[Dataset items]
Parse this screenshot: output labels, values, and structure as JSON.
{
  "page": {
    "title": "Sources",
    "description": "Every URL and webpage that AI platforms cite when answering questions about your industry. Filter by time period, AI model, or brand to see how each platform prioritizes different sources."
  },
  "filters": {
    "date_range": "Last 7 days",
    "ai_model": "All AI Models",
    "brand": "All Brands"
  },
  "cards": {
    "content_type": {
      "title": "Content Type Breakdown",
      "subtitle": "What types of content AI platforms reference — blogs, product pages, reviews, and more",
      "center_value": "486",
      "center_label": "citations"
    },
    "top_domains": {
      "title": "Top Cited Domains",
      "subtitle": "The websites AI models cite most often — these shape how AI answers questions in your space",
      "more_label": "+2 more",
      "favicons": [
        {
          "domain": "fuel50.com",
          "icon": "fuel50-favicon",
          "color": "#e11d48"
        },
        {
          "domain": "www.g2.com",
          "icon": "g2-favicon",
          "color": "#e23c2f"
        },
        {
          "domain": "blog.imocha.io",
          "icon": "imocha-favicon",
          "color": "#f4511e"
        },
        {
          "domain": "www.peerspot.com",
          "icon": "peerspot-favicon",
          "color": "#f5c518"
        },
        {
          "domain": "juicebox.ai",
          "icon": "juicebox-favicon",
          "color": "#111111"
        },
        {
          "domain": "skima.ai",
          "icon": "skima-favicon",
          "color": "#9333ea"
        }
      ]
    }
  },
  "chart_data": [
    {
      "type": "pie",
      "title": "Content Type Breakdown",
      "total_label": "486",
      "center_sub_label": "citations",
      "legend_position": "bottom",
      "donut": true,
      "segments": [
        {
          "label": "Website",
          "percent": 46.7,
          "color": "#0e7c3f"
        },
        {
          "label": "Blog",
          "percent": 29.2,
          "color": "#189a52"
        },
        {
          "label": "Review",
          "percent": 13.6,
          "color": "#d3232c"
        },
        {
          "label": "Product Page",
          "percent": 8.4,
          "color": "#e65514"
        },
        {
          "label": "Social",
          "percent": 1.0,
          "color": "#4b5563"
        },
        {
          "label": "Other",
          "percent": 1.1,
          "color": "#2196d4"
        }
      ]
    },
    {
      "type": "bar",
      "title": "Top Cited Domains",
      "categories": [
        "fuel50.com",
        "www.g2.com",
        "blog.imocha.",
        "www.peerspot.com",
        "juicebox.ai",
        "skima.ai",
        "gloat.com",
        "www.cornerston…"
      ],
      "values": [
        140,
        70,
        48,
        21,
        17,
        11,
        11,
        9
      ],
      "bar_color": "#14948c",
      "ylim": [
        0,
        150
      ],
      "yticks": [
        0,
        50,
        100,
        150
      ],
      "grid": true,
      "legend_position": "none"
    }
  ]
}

- [WHAT IS EXPECTED]: Copy every line exactly. Leave nothing out.

- [CORRECT RESULT]:
Parse this screenshot: output labels, values, and structure as JSON.
{
  "page": {
    "title": "Sources",
    "description": "Every URL and webpage that AI platforms cite when answering questions about your industry. Filter by time period, AI model, or brand to see how each platform prioritizes different sources."
  },
  "filters": {
    "date_range": "Last 7 days",
    "ai_model": "All AI Models",
    "brand": "All Brands"
  },
  "cards": {
    "content_type": {
      "title": "Content Type Breakdown",
      "subtitle": "What types of content AI platforms reference — blogs, product pages, reviews, and more",
      "center_value": "486",
      "center_label": "citations"
    },
    "top_domains": {
      "title": "Top Cited Domains",
      "subtitle": "The websites AI models cite most often — these shape how AI answers questions in your space",
      "more_label": "+2 more",
      "favicons": [
        {
          "domain": "fuel50.com",
          "icon": "fuel50-favicon",
          "color": "#e11d48"
        },
        {
          "domain": "www.g2.com",
          "icon": "g2-favicon",
          "color": "#e23c2f"
        },
        {
          "domain": "blog.imocha.io",
          "icon": "imocha-favicon",
          "color": "#f4511e"
        },
        {
          "domain": "www.peerspot.com",
          "icon": "peerspot-favicon",
          "color": "#f5c518"
        },
        {
          "domain": "juicebox.ai",
          "icon": "juicebox-favicon",
          "color": "#111111"
        },
        {
          "domain": "skima.ai",
          "icon": "skima-favicon",
          "color": "#9333ea"
        }
      ]
    }
  },
  "chart_data": [
    {
      "type": "pie",
      "title": "Content Type Breakdown",
      "total_label": "486",
      "center_sub_label": "citations",
      "legend_position": "bottom",
      "donut": true,
      "segments": [
        {
          "label": "Website",
          "percent": 46.7,
          "color": "#0e7c3f"
        },
        {
          "label": "Blog",
          "percent": 29.2,
          "color": "#189a52"
        },
        {
          "label": "Review",
          "percent": 13.6,
          "color": "#d3232c"
        },
        {
          "label": "Product Page",
          "percent": 8.4,
          "color": "#e65514"
        },
        {
          "label": "Social",
          "percent": 1.0,
          "color": "#4b5563"
        },
        {
          "label": "Other",
          "percent": 1.1,
          "color": "#2196d4"
        }
      ]
    },
    {
      "type": "bar",
      "title": "Top Cited Domains",
      "categories": [
        "fuel50.com",
        "www.g2.com",
        "blog.imocha.",
        "www.peerspot.com",
        "juicebox.ai",
        "skima.ai",
        "gloat.com",
        "www.cornerston…"
      ],
      "values": [
        140,
        70,
        48,
        21,
        17,
        11,
        11,
        9
      ],
      "bar_color": "#14948c",
      "ylim": [
        0,
        150
      ],
      "yticks": [
        0,
        50,
        100,
        150
      ],
      "grid": true,
      "legend_position": "none"
    }
  ]
}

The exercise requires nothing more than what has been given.